Transcribe the data in full and exactly, omitting any pictures.
>> start LISTED ENTRIES
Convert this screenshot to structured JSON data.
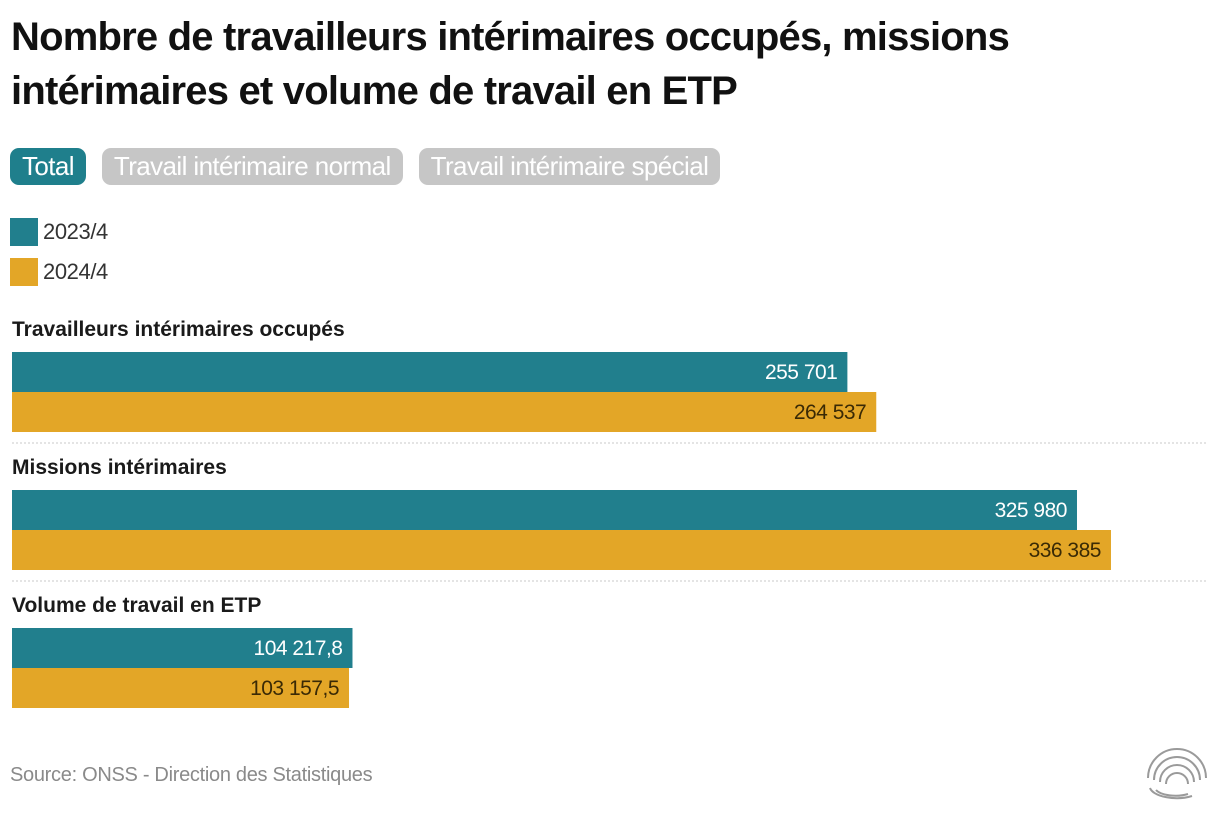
{
  "title": "Nombre de travailleurs intérimaires occupés, missions intérimaires et volume de travail en ETP",
  "tabs": [
    {
      "label": "Total",
      "active": true
    },
    {
      "label": "Travail intérimaire normal",
      "active": false
    },
    {
      "label": "Travail intérimaire spécial",
      "active": false
    }
  ],
  "colors": {
    "series_2023": "#217f8d",
    "series_2024": "#e3a627",
    "active_tab": "#1f7f8c",
    "inactive_tab": "#c6c6c6"
  },
  "legend": [
    {
      "label": "2023/4",
      "color": "#217f8d"
    },
    {
      "label": "2024/4",
      "color": "#e3a627"
    }
  ],
  "chart_data": {
    "type": "bar",
    "orientation": "horizontal",
    "title": "Nombre de travailleurs intérimaires occupés, missions intérimaires et volume de travail en ETP",
    "categories": [
      "Travailleurs intérimaires occupés",
      "Missions intérimaires",
      "Volume de travail en ETP"
    ],
    "series": [
      {
        "name": "2023/4",
        "values": [
          255701,
          325980,
          104217.8
        ],
        "labels": [
          "255 701",
          "325 980",
          "104 217,8"
        ]
      },
      {
        "name": "2024/4",
        "values": [
          264537,
          336385,
          103157.5
        ],
        "labels": [
          "264 537",
          "336 385",
          "103 157,5"
        ]
      }
    ],
    "xlim": [
      0,
      352000
    ],
    "grid": false
  },
  "source": "Source: ONSS - Direction des Statistiques",
  "logo_icon": "concentric-arcs-logo-icon"
}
>> end LISTED ENTRIES
> THE OUTPUT
Convert this screenshot to structured JSON data.
{
  "title": "Nombre de travailleurs intérimaires occupés, missions intérimaires et volume de travail en ETP",
  "tabs": [
    {
      "label": "Total",
      "active": true
    },
    {
      "label": "Travail intérimaire normal",
      "active": false
    },
    {
      "label": "Travail intérimaire spécial",
      "active": false
    }
  ],
  "colors": {
    "series_2023": "#217f8d",
    "series_2024": "#e3a627",
    "active_tab": "#1f7f8c",
    "inactive_tab": "#c6c6c6"
  },
  "legend": [
    {
      "label": "2023/4",
      "color": "#217f8d"
    },
    {
      "label": "2024/4",
      "color": "#e3a627"
    }
  ],
  "chart_data": {
    "type": "bar",
    "orientation": "horizontal",
    "title": "Nombre de travailleurs intérimaires occupés, missions intérimaires et volume de travail en ETP",
    "categories": [
      "Travailleurs intérimaires occupés",
      "Missions intérimaires",
      "Volume de travail en ETP"
    ],
    "series": [
      {
        "name": "2023/4",
        "values": [
          255701,
          325980,
          104217.8
        ],
        "labels": [
          "255 701",
          "325 980",
          "104 217,8"
        ]
      },
      {
        "name": "2024/4",
        "values": [
          264537,
          336385,
          103157.5
        ],
        "labels": [
          "264 537",
          "336 385",
          "103 157,5"
        ]
      }
    ],
    "xlim": [
      0,
      352000
    ],
    "grid": false
  },
  "source": "Source: ONSS - Direction des Statistiques",
  "logo_icon": "concentric-arcs-logo-icon"
}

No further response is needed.